### What the task requires:
Could you put the data, from its first line up to and including the line that contains "434, 145, 458]", into a Markdown table with the columns Row and Entry, giving each line its own numbered row and leaving out blank lines?
## begin Raw data
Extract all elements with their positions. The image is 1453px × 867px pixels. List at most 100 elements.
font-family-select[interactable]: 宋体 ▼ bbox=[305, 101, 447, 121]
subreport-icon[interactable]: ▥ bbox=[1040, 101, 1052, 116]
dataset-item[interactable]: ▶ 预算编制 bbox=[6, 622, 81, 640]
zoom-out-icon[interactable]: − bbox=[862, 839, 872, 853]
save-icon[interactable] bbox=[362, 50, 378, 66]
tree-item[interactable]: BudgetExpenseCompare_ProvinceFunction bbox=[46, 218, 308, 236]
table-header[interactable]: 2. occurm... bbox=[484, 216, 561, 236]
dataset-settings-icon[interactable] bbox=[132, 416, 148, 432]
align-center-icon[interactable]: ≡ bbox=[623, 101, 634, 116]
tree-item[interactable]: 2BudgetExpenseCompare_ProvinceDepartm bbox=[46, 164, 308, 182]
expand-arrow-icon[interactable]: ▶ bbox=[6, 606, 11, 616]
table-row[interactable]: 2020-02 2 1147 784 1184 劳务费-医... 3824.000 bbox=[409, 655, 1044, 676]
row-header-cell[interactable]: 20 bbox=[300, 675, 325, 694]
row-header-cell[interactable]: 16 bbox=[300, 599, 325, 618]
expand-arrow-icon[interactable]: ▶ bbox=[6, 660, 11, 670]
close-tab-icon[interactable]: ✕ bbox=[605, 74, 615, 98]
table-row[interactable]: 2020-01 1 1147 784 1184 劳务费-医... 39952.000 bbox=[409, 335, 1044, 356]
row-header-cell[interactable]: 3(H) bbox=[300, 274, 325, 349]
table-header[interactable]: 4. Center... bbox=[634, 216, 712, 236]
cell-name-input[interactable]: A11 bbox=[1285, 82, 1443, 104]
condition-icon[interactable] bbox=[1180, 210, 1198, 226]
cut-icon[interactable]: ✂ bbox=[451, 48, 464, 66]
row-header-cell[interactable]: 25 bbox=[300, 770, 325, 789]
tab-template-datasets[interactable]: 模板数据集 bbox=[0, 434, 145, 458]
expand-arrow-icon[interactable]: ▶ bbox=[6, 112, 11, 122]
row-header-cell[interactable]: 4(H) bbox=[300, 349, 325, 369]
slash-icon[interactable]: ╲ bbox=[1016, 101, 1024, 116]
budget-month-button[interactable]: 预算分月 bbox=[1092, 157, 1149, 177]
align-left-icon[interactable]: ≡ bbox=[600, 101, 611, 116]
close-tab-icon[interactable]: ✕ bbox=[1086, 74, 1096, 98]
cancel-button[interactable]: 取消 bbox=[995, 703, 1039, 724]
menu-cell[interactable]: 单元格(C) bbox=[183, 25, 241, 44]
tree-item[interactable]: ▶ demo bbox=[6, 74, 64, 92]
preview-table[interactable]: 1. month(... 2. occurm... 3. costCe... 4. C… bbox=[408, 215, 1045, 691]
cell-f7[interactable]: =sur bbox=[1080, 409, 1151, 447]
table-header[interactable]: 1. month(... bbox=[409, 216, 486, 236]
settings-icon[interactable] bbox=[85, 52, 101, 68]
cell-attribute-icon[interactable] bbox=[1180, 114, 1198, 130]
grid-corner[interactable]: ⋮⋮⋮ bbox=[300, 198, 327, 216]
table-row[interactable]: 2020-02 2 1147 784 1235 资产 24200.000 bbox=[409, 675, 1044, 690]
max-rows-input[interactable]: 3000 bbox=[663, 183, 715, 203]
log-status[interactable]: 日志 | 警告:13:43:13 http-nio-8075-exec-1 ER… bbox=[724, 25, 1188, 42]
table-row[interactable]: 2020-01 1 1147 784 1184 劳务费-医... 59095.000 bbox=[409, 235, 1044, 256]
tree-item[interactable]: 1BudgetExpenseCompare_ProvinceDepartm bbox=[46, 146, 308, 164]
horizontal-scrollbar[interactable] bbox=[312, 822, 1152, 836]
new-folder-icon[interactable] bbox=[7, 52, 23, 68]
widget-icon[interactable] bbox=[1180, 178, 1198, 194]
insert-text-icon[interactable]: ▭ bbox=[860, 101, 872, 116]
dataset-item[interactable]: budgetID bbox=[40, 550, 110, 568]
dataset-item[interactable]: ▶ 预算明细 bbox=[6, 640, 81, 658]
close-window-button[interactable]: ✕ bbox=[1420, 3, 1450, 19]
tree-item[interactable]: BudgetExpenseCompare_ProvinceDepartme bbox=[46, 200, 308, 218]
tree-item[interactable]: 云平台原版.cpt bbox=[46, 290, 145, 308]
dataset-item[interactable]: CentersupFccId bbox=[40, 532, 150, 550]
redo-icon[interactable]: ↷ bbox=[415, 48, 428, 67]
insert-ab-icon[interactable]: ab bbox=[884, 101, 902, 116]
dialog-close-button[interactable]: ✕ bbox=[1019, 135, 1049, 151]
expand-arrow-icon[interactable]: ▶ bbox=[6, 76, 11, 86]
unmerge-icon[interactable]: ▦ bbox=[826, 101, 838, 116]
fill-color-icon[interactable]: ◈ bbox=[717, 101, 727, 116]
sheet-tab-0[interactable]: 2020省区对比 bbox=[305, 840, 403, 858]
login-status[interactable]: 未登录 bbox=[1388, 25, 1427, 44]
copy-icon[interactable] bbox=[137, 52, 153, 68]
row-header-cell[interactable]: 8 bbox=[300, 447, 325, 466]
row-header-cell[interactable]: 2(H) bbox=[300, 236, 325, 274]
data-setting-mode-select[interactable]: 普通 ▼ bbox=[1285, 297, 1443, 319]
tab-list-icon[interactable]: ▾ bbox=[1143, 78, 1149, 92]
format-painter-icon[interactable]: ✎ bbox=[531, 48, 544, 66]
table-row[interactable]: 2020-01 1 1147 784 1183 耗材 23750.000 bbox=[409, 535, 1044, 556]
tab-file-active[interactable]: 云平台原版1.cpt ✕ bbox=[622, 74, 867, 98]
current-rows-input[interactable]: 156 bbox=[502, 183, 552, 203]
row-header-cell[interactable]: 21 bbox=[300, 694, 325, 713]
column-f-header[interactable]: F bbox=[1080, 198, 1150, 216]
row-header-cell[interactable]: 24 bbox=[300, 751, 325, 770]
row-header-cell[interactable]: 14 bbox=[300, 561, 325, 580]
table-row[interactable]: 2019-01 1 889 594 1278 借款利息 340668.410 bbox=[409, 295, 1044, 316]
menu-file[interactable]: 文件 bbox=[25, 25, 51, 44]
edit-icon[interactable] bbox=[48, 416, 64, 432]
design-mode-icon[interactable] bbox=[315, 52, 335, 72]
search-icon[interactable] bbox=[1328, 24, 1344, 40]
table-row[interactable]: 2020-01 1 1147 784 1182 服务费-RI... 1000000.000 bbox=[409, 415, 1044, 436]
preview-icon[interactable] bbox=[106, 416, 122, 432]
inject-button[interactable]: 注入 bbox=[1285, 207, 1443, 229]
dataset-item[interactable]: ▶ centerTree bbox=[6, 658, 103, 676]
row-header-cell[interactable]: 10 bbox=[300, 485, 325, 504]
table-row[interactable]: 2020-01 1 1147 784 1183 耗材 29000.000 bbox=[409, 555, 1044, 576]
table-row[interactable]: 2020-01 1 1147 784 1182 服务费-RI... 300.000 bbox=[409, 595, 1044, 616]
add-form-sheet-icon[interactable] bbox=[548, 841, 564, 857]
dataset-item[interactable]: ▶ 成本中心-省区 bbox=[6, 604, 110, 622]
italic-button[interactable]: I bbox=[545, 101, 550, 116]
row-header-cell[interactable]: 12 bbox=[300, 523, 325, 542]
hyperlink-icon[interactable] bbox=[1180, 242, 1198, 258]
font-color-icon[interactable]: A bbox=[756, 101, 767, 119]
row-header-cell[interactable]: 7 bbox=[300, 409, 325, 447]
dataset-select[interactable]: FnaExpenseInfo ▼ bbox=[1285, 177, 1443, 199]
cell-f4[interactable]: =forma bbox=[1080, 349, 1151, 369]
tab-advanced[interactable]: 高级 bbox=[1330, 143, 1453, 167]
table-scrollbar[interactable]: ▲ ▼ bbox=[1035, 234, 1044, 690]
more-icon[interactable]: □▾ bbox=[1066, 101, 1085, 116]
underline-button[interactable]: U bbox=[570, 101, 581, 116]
## end Raw data
### Output below:
| Row | Entry |
|---|---|
| 1 | Extract all elements with their positions. The image is 1453px × 867px pixels. List at most 100 elements. |
| 2 | font-family-select[interactable]: 宋体 ▼ bbox=[305, 101, 447, 121] |
| 3 | subreport-icon[interactable]: ▥ bbox=[1040, 101, 1052, 116] |
| 4 | dataset-item[interactable]: ▶ 预算编制 bbox=[6, 622, 81, 640] |
| 5 | zoom-out-icon[interactable]: − bbox=[862, 839, 872, 853] |
| 6 | save-icon[interactable] bbox=[362, 50, 378, 66] |
| 7 | tree-item[interactable]: BudgetExpenseCompare_ProvinceFunction bbox=[46, 218, 308, 236] |
| 8 | table-header[interactable]: 2. occurm... bbox=[484, 216, 561, 236] |
| 9 | dataset-settings-icon[interactable] bbox=[132, 416, 148, 432] |
| 10 | align-center-icon[interactable]: ≡ bbox=[623, 101, 634, 116] |
| 11 | tree-item[interactable]: 2BudgetExpenseCompare_ProvinceDepartm bbox=[46, 164, 308, 182] |
| 12 | expand-arrow-icon[interactable]: ▶ bbox=[6, 606, 11, 616] |
| 13 | table-row[interactable]: 2020-02 2 1147 784 1184 劳务费-医... 3824.000 bbox=[409, 655, 1044, 676] |
| 14 | row-header-cell[interactable]: 20 bbox=[300, 675, 325, 694] |
| 15 | row-header-cell[interactable]: 16 bbox=[300, 599, 325, 618] |
| 16 | expand-arrow-icon[interactable]: ▶ bbox=[6, 660, 11, 670] |
| 17 | close-tab-icon[interactable]: ✕ bbox=[605, 74, 615, 98] |
| 18 | table-row[interactable]: 2020-01 1 1147 784 1184 劳务费-医... 39952.000 bbox=[409, 335, 1044, 356] |
| 19 | row-header-cell[interactable]: 3(H) bbox=[300, 274, 325, 349] |
| 20 | table-header[interactable]: 4. Center... bbox=[634, 216, 712, 236] |
| 21 | cell-name-input[interactable]: A11 bbox=[1285, 82, 1443, 104] |
| 22 | condition-icon[interactable] bbox=[1180, 210, 1198, 226] |
| 23 | cut-icon[interactable]: ✂ bbox=[451, 48, 464, 66] |
| 24 | row-header-cell[interactable]: 25 bbox=[300, 770, 325, 789] |
| 25 | tab-template-datasets[interactable]: 模板数据集 bbox=[0, 434, 145, 458] |